[START Data provided]
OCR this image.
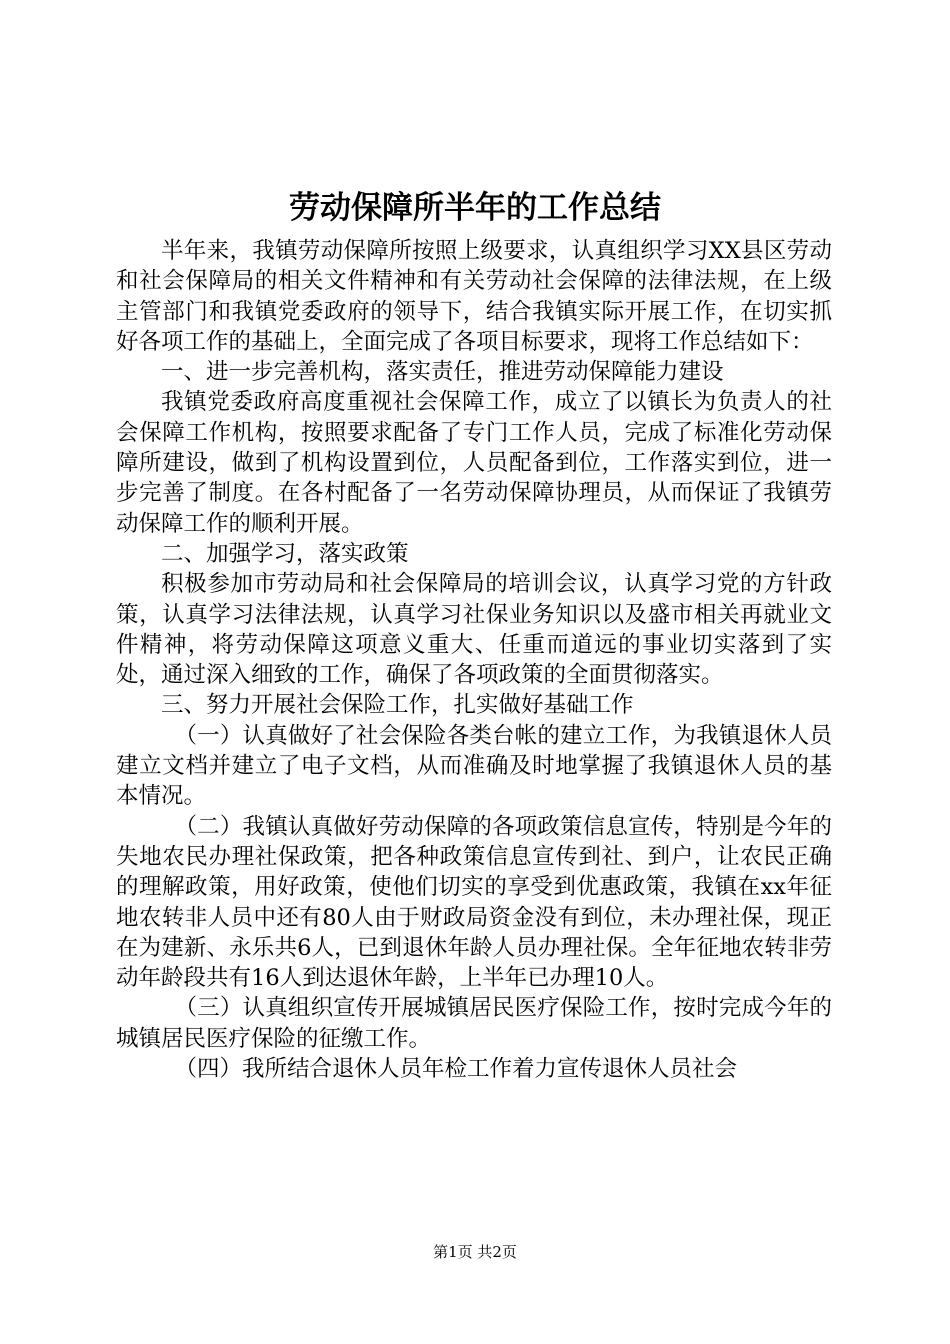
劳动保障所半年的工作总结

半年来，我镇劳动保障所按照上级要求，认真组织学习XX县区劳动和社会保障局的相关文件精神和有关劳动社会保障的法律法规，在上级主管部门和我镇党委政府的领导下，结合我镇实际开展工作，在切实抓好各项工作的基础上，全面完成了各项目标要求，现将工作总结如下：

一、进一步完善机构，落实责任，推进劳动保障能力建设

我镇党委政府高度重视社会保障工作，成立了以镇长为负责人的社会保障工作机构，按照要求配备了专门工作人员，完成了标准化劳动保障所建设，做到了机构设置到位，人员配备到位，工作落实到位，进一步完善了制度。在各村配备了一名劳动保障协理员，从而保证了我镇劳动保障工作的顺利开展。

二、加强学习，落实政策

积极参加市劳动局和社会保障局的培训会议，认真学习党的方针政策，认真学习法律法规，认真学习社保业务知识以及盛市相关再就业文件精神，将劳动保障这项意义重大、任重而道远的事业切实落到了实处，通过深入细致的工作，确保了各项政策的全面贯彻落实。

三、努力开展社会保险工作，扎实做好基础工作

（一）认真做好了社会保险各类台帐的建立工作，为我镇退休人员建立文档并建立了电子文档，从而准确及时地掌握了我镇退休人员的基本情况。

（二）我镇认真做好劳动保障的各项政策信息宣传，特别是今年的失地农民办理社保政策，把各种政策信息宣传到社、到户，让农民正确的理解政策，用好政策，使他们切实的享受到优惠政策，我镇在xx年征地农转非人员中还有80人由于财政局资金没有到位，未办理社保，现正在为建新、永乐共6人，已到退休年龄人员办理社保。全年征地农转非劳动年龄段共有16人到达退休年龄，上半年已办理10人。

（三）认真组织宣传开展城镇居民医疗保险工作，按时完成今年的城镇居民医疗保险的征缴工作。

（四）我所结合退休人员年检工作着力宣传退休人员社会

第1页 共2页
[END Data provided]
Aim of the exercise:
Your job is to transcribe the entries above exactly; skip the pictures.

Result of the task:
OCR this image.
劳动保障所半年的工作总结

半年来，我镇劳动保障所按照上级要求，认真组织学习XX县区劳动和社会保障局的相关文件精神和有关劳动社会保障的法律法规，在上级主管部门和我镇党委政府的领导下，结合我镇实际开展工作，在切实抓好各项工作的基础上，全面完成了各项目标要求，现将工作总结如下：

一、进一步完善机构，落实责任，推进劳动保障能力建设

我镇党委政府高度重视社会保障工作，成立了以镇长为负责人的社会保障工作机构，按照要求配备了专门工作人员，完成了标准化劳动保障所建设，做到了机构设置到位，人员配备到位，工作落实到位，进一步完善了制度。在各村配备了一名劳动保障协理员，从而保证了我镇劳动保障工作的顺利开展。

二、加强学习，落实政策

积极参加市劳动局和社会保障局的培训会议，认真学习党的方针政策，认真学习法律法规，认真学习社保业务知识以及盛市相关再就业文件精神，将劳动保障这项意义重大、任重而道远的事业切实落到了实处，通过深入细致的工作，确保了各项政策的全面贯彻落实。

三、努力开展社会保险工作，扎实做好基础工作

（一）认真做好了社会保险各类台帐的建立工作，为我镇退休人员建立文档并建立了电子文档，从而准确及时地掌握了我镇退休人员的基本情况。

（二）我镇认真做好劳动保障的各项政策信息宣传，特别是今年的失地农民办理社保政策，把各种政策信息宣传到社、到户，让农民正确的理解政策，用好政策，使他们切实的享受到优惠政策，我镇在xx年征地农转非人员中还有80人由于财政局资金没有到位，未办理社保，现正在为建新、永乐共6人，已到退休年龄人员办理社保。全年征地农转非劳动年龄段共有16人到达退休年龄，上半年已办理10人。

（三）认真组织宣传开展城镇居民医疗保险工作，按时完成今年的城镇居民医疗保险的征缴工作。

（四）我所结合退休人员年检工作着力宣传退休人员社会

第1页 共2页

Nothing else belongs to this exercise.